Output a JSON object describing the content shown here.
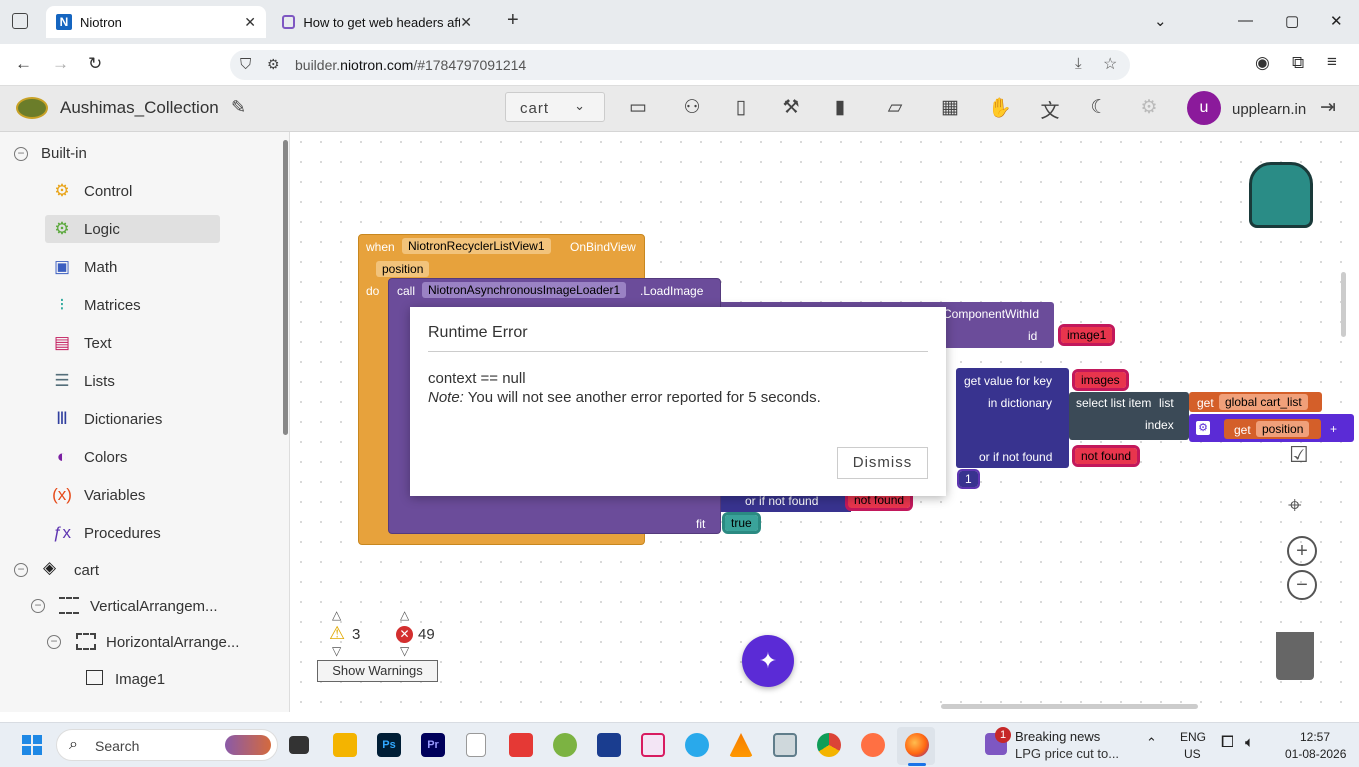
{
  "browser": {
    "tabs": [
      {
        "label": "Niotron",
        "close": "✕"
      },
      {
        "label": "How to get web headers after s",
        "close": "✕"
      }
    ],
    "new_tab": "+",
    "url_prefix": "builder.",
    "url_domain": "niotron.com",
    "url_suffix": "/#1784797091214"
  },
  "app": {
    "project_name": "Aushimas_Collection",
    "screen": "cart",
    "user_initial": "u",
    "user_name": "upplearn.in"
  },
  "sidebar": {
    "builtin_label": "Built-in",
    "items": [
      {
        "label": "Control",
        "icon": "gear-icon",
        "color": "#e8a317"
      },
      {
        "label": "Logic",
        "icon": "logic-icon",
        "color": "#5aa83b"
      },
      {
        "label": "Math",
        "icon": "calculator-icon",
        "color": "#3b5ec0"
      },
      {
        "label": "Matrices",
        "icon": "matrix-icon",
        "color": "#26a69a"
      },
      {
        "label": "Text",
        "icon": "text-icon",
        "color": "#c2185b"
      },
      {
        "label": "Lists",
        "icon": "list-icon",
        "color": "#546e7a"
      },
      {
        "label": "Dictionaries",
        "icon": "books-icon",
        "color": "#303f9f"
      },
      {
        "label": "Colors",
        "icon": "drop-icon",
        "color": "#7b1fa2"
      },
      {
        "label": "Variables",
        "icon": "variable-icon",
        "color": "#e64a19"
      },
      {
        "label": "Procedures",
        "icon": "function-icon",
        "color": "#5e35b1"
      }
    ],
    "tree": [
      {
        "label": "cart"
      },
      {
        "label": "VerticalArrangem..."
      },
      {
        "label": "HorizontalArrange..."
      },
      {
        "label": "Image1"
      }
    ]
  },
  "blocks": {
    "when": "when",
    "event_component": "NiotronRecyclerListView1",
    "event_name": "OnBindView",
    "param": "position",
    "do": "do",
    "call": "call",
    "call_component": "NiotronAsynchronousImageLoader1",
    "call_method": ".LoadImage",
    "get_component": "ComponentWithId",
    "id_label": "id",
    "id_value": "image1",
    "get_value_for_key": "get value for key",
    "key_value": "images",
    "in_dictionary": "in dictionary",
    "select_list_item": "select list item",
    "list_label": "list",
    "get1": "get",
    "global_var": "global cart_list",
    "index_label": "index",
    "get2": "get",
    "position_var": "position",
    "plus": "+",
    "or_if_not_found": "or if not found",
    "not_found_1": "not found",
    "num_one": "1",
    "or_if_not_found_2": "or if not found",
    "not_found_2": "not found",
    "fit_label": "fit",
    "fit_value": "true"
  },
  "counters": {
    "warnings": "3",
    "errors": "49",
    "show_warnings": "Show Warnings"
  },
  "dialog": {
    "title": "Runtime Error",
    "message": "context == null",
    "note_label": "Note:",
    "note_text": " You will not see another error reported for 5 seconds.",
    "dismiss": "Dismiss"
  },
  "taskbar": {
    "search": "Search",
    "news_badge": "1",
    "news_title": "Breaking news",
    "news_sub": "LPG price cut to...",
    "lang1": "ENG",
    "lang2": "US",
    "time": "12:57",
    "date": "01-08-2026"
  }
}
_ _ _ _ _
• WHAT NEEDS TO BE DONE:
Repeat all of the records verbatim, leaving out the pictures.

• ANSWER TO THE TASK:
Output a JSON object describing the content shown here.
{
  "browser": {
    "tabs": [
      {
        "label": "Niotron",
        "close": "✕"
      },
      {
        "label": "How to get web headers after s",
        "close": "✕"
      }
    ],
    "new_tab": "+",
    "url_prefix": "builder.",
    "url_domain": "niotron.com",
    "url_suffix": "/#1784797091214"
  },
  "app": {
    "project_name": "Aushimas_Collection",
    "screen": "cart",
    "user_initial": "u",
    "user_name": "upplearn.in"
  },
  "sidebar": {
    "builtin_label": "Built-in",
    "items": [
      {
        "label": "Control",
        "icon": "gear-icon",
        "color": "#e8a317"
      },
      {
        "label": "Logic",
        "icon": "logic-icon",
        "color": "#5aa83b"
      },
      {
        "label": "Math",
        "icon": "calculator-icon",
        "color": "#3b5ec0"
      },
      {
        "label": "Matrices",
        "icon": "matrix-icon",
        "color": "#26a69a"
      },
      {
        "label": "Text",
        "icon": "text-icon",
        "color": "#c2185b"
      },
      {
        "label": "Lists",
        "icon": "list-icon",
        "color": "#546e7a"
      },
      {
        "label": "Dictionaries",
        "icon": "books-icon",
        "color": "#303f9f"
      },
      {
        "label": "Colors",
        "icon": "drop-icon",
        "color": "#7b1fa2"
      },
      {
        "label": "Variables",
        "icon": "variable-icon",
        "color": "#e64a19"
      },
      {
        "label": "Procedures",
        "icon": "function-icon",
        "color": "#5e35b1"
      }
    ],
    "tree": [
      {
        "label": "cart"
      },
      {
        "label": "VerticalArrangem..."
      },
      {
        "label": "HorizontalArrange..."
      },
      {
        "label": "Image1"
      }
    ]
  },
  "blocks": {
    "when": "when",
    "event_component": "NiotronRecyclerListView1",
    "event_name": "OnBindView",
    "param": "position",
    "do": "do",
    "call": "call",
    "call_component": "NiotronAsynchronousImageLoader1",
    "call_method": ".LoadImage",
    "get_component": "ComponentWithId",
    "id_label": "id",
    "id_value": "image1",
    "get_value_for_key": "get value for key",
    "key_value": "images",
    "in_dictionary": "in dictionary",
    "select_list_item": "select list item",
    "list_label": "list",
    "get1": "get",
    "global_var": "global cart_list",
    "index_label": "index",
    "get2": "get",
    "position_var": "position",
    "plus": "+",
    "or_if_not_found": "or if not found",
    "not_found_1": "not found",
    "num_one": "1",
    "or_if_not_found_2": "or if not found",
    "not_found_2": "not found",
    "fit_label": "fit",
    "fit_value": "true"
  },
  "counters": {
    "warnings": "3",
    "errors": "49",
    "show_warnings": "Show Warnings"
  },
  "dialog": {
    "title": "Runtime Error",
    "message": "context == null",
    "note_label": "Note:",
    "note_text": " You will not see another error reported for 5 seconds.",
    "dismiss": "Dismiss"
  },
  "taskbar": {
    "search": "Search",
    "news_badge": "1",
    "news_title": "Breaking news",
    "news_sub": "LPG price cut to...",
    "lang1": "ENG",
    "lang2": "US",
    "time": "12:57",
    "date": "01-08-2026"
  }
}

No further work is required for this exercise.